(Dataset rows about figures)
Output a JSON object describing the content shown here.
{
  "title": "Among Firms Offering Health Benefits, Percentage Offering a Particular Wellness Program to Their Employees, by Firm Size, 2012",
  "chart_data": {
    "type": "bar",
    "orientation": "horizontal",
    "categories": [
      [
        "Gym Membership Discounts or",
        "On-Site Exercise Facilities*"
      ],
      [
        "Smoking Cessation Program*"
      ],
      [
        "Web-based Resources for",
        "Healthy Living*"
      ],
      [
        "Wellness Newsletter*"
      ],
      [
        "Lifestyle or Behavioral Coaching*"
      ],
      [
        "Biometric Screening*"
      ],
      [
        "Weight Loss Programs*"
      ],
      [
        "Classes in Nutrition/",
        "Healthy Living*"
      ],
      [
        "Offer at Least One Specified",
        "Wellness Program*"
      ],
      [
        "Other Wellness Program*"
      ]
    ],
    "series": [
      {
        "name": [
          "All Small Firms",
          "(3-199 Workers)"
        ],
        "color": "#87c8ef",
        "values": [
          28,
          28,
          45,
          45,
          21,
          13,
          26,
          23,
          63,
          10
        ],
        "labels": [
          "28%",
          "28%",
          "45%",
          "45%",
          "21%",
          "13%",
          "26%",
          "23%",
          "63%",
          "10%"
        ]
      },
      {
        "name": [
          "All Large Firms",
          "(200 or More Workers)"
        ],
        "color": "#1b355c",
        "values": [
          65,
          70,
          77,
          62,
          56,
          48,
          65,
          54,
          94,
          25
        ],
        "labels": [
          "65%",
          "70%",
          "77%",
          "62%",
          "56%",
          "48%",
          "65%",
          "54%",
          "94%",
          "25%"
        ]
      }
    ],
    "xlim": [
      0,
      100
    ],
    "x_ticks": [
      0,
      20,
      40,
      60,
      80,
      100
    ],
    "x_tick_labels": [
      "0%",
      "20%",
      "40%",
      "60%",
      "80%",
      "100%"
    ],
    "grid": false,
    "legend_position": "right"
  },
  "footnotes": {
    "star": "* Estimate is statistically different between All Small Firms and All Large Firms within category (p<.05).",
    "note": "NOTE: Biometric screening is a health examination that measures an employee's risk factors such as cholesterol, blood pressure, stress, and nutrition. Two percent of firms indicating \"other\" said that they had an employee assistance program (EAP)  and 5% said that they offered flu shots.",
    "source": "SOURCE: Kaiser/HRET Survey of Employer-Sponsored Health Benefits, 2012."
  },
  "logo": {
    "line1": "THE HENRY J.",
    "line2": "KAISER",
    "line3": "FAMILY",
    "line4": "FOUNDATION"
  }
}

WRITTEN INSTRUCTION:
Find the word "Wellness" in the entries above and gather every line that holds it.

RESULT FOR THIS TASK:
  "title": "Among Firms Offering Health Benefits, Percentage Offering a Particular Wellness Program to Their Employees, by Firm Size, 2012",
        "Wellness Newsletter*"
        "Wellness Program*"
        "Other Wellness Program*"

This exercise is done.